Task requirements:
Read the records and gather each line that includes "value".

Supplied data:
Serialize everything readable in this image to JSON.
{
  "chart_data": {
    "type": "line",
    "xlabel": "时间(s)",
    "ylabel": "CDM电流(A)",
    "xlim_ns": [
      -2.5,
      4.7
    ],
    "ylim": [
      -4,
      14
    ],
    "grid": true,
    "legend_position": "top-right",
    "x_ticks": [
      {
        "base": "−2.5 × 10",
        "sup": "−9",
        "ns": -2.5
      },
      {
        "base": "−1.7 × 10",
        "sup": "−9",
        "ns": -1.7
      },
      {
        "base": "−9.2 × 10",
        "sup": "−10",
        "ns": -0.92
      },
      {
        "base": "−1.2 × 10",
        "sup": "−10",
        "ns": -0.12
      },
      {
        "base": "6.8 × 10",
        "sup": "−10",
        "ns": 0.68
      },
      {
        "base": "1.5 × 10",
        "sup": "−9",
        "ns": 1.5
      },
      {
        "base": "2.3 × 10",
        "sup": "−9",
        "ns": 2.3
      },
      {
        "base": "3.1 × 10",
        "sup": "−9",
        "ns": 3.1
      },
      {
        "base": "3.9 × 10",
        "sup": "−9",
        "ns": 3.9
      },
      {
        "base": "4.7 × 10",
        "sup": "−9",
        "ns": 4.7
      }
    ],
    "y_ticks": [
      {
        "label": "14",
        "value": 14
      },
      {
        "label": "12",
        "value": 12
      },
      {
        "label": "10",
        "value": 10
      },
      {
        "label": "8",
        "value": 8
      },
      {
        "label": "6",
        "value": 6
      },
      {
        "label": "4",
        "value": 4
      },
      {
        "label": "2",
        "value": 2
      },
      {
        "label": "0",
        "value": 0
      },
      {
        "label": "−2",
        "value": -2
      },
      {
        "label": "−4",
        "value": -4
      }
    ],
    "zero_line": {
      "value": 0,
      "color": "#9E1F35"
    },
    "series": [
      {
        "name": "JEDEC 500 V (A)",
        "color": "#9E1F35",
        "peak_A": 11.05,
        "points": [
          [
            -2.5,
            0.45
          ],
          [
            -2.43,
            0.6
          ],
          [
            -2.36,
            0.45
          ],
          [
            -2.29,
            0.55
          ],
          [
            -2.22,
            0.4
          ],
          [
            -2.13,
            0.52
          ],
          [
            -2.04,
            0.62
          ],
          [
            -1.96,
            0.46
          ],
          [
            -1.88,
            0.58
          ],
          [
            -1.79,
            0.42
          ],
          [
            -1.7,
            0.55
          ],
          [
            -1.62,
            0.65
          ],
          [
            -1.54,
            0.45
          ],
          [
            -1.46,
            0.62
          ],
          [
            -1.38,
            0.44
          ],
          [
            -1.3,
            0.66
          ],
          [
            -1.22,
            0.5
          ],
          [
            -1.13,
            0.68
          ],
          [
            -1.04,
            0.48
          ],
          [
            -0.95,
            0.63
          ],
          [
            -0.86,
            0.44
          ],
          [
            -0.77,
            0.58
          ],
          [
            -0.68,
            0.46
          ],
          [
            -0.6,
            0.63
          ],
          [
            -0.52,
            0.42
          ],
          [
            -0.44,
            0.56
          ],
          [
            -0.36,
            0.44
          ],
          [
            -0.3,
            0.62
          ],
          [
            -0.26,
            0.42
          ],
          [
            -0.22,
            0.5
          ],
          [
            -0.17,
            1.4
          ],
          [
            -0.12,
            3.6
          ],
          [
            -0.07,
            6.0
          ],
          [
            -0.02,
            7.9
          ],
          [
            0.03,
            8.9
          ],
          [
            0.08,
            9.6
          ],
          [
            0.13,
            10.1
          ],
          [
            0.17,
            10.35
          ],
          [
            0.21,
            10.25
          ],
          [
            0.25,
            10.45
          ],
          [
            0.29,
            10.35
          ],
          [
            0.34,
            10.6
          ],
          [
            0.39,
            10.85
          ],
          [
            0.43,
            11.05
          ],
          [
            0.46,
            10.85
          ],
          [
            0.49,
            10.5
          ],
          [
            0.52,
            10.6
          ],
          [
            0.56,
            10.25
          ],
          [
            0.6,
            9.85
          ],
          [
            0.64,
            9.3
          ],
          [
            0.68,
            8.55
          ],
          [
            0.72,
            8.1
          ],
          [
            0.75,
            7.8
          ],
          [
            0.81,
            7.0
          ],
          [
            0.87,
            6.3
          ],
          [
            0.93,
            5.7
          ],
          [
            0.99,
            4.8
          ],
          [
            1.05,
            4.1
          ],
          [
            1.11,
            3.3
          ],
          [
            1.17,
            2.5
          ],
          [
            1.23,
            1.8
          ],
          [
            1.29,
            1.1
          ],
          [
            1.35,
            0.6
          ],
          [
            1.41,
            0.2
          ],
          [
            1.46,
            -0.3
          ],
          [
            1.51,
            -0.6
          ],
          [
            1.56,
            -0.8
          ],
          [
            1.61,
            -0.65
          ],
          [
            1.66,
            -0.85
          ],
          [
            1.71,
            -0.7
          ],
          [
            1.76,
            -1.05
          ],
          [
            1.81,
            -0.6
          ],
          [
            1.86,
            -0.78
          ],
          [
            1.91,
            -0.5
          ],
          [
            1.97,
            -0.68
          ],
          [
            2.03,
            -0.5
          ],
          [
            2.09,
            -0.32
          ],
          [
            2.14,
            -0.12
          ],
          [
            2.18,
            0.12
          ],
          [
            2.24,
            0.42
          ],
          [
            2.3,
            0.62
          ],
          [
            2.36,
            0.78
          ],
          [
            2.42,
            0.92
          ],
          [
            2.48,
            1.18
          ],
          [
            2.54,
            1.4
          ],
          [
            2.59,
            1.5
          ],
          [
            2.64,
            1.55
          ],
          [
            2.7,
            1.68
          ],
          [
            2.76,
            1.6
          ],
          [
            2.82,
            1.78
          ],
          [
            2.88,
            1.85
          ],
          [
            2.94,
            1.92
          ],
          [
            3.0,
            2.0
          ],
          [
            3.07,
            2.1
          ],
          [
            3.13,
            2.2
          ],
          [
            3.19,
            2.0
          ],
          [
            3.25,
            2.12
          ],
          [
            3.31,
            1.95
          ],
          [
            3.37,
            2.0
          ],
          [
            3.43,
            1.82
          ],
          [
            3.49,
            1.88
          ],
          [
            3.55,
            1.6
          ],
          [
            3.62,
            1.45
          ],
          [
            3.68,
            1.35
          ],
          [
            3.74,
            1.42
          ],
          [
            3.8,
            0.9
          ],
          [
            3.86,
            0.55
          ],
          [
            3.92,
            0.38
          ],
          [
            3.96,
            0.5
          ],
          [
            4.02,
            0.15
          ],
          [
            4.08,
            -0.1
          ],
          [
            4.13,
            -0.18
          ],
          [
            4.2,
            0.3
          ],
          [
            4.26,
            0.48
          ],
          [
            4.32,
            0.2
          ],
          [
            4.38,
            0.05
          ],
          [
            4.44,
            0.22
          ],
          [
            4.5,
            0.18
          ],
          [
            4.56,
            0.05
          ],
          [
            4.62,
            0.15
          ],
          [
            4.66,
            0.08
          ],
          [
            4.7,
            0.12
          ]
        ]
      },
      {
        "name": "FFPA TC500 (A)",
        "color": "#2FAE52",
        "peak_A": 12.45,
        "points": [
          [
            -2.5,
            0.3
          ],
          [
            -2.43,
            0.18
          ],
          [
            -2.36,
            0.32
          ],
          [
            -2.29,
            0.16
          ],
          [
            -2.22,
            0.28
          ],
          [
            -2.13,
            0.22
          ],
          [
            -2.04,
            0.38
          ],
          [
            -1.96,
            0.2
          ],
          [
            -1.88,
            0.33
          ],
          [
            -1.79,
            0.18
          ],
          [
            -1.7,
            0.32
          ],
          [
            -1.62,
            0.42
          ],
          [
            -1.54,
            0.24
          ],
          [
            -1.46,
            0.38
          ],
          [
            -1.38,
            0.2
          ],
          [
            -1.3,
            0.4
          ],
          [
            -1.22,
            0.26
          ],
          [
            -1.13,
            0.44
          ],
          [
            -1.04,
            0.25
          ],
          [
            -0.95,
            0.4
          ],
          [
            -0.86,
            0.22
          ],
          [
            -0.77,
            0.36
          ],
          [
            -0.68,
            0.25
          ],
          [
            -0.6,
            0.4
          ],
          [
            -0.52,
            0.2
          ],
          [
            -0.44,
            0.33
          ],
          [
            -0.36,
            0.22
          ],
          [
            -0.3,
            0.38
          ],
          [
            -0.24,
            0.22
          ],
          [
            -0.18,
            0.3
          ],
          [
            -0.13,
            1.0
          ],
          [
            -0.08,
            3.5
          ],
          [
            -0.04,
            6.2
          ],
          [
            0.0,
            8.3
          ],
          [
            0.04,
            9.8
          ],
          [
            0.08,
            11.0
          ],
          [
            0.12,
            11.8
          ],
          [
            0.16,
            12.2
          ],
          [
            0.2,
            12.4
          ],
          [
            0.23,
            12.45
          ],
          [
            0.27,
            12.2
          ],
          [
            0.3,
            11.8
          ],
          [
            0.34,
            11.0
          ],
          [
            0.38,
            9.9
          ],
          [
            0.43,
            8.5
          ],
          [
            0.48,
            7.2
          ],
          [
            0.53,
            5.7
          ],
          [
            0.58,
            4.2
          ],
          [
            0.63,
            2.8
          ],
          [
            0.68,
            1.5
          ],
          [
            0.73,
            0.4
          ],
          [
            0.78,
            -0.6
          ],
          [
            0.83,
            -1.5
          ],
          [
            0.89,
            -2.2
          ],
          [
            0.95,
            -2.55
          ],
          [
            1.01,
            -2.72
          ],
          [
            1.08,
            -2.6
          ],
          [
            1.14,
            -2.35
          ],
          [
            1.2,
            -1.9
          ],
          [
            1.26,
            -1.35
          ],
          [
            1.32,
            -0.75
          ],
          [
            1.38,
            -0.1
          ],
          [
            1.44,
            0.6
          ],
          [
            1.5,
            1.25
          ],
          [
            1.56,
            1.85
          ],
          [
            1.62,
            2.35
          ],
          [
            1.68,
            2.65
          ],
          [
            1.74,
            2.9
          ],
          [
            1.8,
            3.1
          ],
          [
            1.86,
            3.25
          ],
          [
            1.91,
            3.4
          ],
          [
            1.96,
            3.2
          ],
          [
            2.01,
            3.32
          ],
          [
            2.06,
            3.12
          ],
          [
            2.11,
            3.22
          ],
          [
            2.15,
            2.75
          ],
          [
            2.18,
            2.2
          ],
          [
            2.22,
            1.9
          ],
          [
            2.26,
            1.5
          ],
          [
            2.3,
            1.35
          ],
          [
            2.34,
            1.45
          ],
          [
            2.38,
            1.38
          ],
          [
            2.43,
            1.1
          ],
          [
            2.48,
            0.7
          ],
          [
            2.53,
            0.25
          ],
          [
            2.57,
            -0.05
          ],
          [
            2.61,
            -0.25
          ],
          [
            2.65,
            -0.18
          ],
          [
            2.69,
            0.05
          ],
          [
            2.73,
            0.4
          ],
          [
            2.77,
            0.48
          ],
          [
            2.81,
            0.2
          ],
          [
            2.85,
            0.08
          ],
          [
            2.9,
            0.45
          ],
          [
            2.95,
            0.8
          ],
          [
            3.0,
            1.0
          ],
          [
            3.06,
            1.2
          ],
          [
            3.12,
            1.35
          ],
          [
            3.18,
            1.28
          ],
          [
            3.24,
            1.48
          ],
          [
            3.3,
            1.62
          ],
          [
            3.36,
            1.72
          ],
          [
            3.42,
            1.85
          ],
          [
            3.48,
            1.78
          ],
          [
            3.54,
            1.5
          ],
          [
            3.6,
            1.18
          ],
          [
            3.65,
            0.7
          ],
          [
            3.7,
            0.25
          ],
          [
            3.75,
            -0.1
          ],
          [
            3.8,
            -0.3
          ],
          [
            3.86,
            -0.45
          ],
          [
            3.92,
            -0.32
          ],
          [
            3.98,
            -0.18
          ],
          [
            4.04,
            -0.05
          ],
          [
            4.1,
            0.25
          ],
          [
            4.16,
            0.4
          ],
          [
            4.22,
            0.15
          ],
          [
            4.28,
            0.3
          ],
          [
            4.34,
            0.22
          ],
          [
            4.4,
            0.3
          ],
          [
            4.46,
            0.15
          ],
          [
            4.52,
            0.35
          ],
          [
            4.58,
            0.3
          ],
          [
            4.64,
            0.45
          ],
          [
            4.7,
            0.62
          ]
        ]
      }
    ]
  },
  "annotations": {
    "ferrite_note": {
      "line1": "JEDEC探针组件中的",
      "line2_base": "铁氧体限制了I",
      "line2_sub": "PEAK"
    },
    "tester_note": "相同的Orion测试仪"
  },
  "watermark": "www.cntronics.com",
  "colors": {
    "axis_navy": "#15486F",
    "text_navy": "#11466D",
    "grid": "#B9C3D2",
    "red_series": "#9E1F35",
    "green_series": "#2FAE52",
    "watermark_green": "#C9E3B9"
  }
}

Task solution:
        "value": 14
        "value": 12
        "value": 10
        "value": 8
        "value": 6
        "value": 4
        "value": 2
        "value": 0
        "value": -2
        "value": -4
      "value": 0,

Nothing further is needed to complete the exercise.